▶ **EXTRACTED INFORMATION**:

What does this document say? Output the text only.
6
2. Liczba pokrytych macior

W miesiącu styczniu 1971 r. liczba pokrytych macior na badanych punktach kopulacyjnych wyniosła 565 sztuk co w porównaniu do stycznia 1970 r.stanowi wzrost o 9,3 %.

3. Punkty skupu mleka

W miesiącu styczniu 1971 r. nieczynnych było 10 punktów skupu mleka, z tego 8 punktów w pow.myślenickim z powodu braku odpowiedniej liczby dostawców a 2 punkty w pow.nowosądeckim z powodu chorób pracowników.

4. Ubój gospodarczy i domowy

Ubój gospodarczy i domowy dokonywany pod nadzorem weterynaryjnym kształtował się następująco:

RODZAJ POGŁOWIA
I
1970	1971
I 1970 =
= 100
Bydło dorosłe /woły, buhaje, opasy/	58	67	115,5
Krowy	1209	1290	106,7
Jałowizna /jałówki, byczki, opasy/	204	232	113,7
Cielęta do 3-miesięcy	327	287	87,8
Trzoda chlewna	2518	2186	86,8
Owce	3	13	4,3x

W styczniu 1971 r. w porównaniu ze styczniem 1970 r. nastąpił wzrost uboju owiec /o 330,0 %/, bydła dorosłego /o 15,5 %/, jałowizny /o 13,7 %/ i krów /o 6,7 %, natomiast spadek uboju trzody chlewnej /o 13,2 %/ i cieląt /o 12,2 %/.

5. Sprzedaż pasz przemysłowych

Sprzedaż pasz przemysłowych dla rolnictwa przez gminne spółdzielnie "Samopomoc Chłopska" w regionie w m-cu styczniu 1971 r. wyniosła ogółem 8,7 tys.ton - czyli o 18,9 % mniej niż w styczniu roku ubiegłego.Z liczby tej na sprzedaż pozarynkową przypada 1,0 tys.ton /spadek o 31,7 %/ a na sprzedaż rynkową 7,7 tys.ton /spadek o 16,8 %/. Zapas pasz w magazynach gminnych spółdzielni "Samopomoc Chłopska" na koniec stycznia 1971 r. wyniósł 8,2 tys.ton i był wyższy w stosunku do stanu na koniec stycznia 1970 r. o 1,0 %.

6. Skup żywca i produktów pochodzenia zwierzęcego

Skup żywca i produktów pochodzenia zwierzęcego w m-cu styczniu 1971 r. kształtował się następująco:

▶ **PROBLEM**: Go through the listing and print each line exactly as it appears.

▶ **SOLUTION TO THE EXERCISE**:
What does this document say? Output the text only.
6
2. Liczba pokrytych macior

W miesiącu styczniu 1971 r. liczba pokrytych macior na badanych punktach kopulacyjnych wyniosła 565 sztuk co w porównaniu do stycznia 1970 r.stanowi wzrost o 9,3 %.

3. Punkty skupu mleka

W miesiącu styczniu 1971 r. nieczynnych było 10 punktów skupu mleka, z tego 8 punktów w pow.myślenickim z powodu braku odpowiedniej liczby dostawców a 2 punkty w pow.nowosądeckim z powodu chorób pracowników.

4. Ubój gospodarczy i domowy

Ubój gospodarczy i domowy dokonywany pod nadzorem weterynaryjnym kształtował się następująco:

RODZAJ POGŁOWIA
I
1970	1971
I 1970 =
= 100
Bydło dorosłe /woły, buhaje, opasy/	58	67	115,5
Krowy	1209	1290	106,7
Jałowizna /jałówki, byczki, opasy/	204	232	113,7
Cielęta do 3-miesięcy	327	287	87,8
Trzoda chlewna	2518	2186	86,8
Owce	3	13	4,3x

W styczniu 1971 r. w porównaniu ze styczniem 1970 r. nastąpił wzrost uboju owiec /o 330,0 %/, bydła dorosłego /o 15,5 %/, jałowizny /o 13,7 %/ i krów /o 6,7 %, natomiast spadek uboju trzody chlewnej /o 13,2 %/ i cieląt /o 12,2 %/.

5. Sprzedaż pasz przemysłowych

Sprzedaż pasz przemysłowych dla rolnictwa przez gminne spółdzielnie "Samopomoc Chłopska" w regionie w m-cu styczniu 1971 r. wyniosła ogółem 8,7 tys.ton - czyli o 18,9 % mniej niż w styczniu roku ubiegłego.Z liczby tej na sprzedaż pozarynkową przypada 1,0 tys.ton /spadek o 31,7 %/ a na sprzedaż rynkową 7,7 tys.ton /spadek o 16,8 %/. Zapas pasz w magazynach gminnych spółdzielni "Samopomoc Chłopska" na koniec stycznia 1971 r. wyniósł 8,2 tys.ton i był wyższy w stosunku do stanu na koniec stycznia 1970 r. o 1,0 %.

6. Skup żywca i produktów pochodzenia zwierzęcego

Skup żywca i produktów pochodzenia zwierzęcego w m-cu styczniu 1971 r. kształtował się następująco:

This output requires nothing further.